__KUTIPAN__
===============

Perubahan iklim dengan segala penyebabnya secara faktual sudah terjadi di tingkat lokal, regional maupun global. Peningkatan emisi dan konsentrasi gas rumah kaca (GRK) mengakibatkan terjadinya pemanasan global, diikuti dengan naiknya tinggi permukaan air laut akibat pemuaian dan pencairan es di wilayah kutub. Naiknya tinggi permukaan air laut akan meningkatkan energi yang tersimpan dalam atmosfer, sehingga mendorong terjadinya perubahan iklim, antara lain El Nino dan La Nina. Fenomena El Nino dan La Nina sangat berpengaruh terhadap kondisi cuaca/iklim di wilayah Indonesia dengan geografis kepulauan. Sirkulasi antara benua Asia dan Australia serta Samudera Pasifik dan Atlantik sangat berpengaruh, sehingga wilayah Indonesia sangat rentan terhadap dampak dari perubahan iklim. Hal ini diindikasikan dengan terjadinya berbagai peristiwa bencana alam yang intensitas dan frekuensinya terus meningkat Fenomena El Nino adalah naiknya suhu di Samudera Pasifik hingga menjadi 31°C, sehingga akan menyebabkan kekeringan yang luar biasa di Indonesia (Ripaldi et al, 2003)
Dampak negatifnya antara lain adalah peningkatan frekuensi dan luas kebakaran hutan, kegagalan panen, dan penurunan ketersediaan air. Fenomena La Nina merupakan ke balikan dari El Nino, yaitu gejala menurunnya suhu permukaan Samudera Pasifik, yang menyebabkan angin serta awan hujan ke Australia dan Asia Bagian Selatan, termasuk Indonesia. Akibatnya, curah hujan tinggi disertai dengan angin topan dan berdampak pada terjadinya bencana banjir dan longsor besar.

===============

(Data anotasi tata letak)

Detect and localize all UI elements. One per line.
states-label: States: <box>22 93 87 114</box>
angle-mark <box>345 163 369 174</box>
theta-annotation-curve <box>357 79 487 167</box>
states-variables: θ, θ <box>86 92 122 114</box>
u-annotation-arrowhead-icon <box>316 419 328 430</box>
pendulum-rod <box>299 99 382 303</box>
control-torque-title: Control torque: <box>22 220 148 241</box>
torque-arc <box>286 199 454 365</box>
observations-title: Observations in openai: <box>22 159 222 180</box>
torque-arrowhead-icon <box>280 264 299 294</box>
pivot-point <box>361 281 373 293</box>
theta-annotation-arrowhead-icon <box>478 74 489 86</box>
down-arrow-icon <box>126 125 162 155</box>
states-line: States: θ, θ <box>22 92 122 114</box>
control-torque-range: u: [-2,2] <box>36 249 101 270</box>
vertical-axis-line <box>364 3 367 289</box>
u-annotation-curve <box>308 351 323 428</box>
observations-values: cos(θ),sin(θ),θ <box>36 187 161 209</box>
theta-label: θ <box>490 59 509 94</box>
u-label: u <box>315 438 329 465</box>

===============

__INSTRUKSI YANG DIBERIKAN__
Lanjutkan kutipan tentang perubahan iklim serta fenomena El Nino dan La Nina, dimulai tepat setelah kalimat terakhirnya.

__JAWABAN__
Berdasarkan RPJMD Provinsi Nusa Tenggara Barat 1999-2013, luas lahan kritis di Provinsi NTB adalah seluas 444.409,19 Ha dengan komposisi lahan kritis di dalam kawasan hutan seluas 181.188,66 Ha (40,77 % dari luas lahan kritis) dan lahan kritis di luar kawasan hutan seluas 263.220,53 Ha (59,23 % dari luas lahan kritis). Kerusakan sumber daya hutan dan lahan tersebut telah memberi dampak yang buruk bagi pembangunan berbagai sektor serta mengancam terjadinya bencana alam berupa longsor dan banjir serta kekeringan. Fenomena kerusakan sumberdaya alam dan lingkungan di Nusa Tenggara Barat, dapat dilihat dari beberapa data dan fakta di lapangan, yang menunjukkan tingkat bahaya erosi DAS  di Nusa Tenggara Barat sangat tinggi yaitu mencapai 71,59% di wilayah DAS Pulau Lombok dan 70,09% di wilayah DAS Pulau Sumbawa. Selama kurun waktu 20 tahun terakhir telah terjadi penurunan sejumlah mata air. Lebih dari 400 titik mata air di Nusa Tenggara Barat telah hilang dan telah menyebabkan terjadinya defisit air akibat menurunnya ketersediaan air, sementara pemanfaatan air cenderung semakin tinggi. Hasil penelitian yang dilakukan oleh WWF Indonesia Program Nusa Tenggara menemukan fakta bahwa di Pulau Lombok telah terjadi defisit air sebesar 1,2 M M3 per tahun. Kondisi ini apabila tidak segera ditangani dengan serius akan berdampak terhadap 70% lebih masyarakat agraris atau yang bertumpu pada sektor pertanian dan kebutuhan air bersih penduduk di Pulau Lombok (WWF, 2008). Dampak lanjutan dari kondisi tersebut adalah penurunan produksi pertanian serta kesejahteraan masyarakat terutama petani.
Pertimbangan kondisi iklim yang akan terjadi terutama di wilayah Provinsi NTB sangat diperlukan dalam upaya penanganan lahan kritis melalui rehabilitasi hutan dan lahan dengan peningkatan penutupan luas lahan. Kegiatan tersebut merupakan program yang perlu dikembangkan untuk mencegah peningkatan resiko bencana lingkungan di Provinsi NTB.

1.2.        Tujuan
Tulisan  ini bertujuan untuk memberikan kajian terhadap kegiatan rehabilititasi yang akan dilaksanakan dengan menggunakan pendekatan melalui informasi  iklim yang diberikan oleh Badan Meteorologi dan Klimatologi Stasiun Kediri dan data kegiatan rehabilitasi Dinas Kehutanan Provinsi NTB.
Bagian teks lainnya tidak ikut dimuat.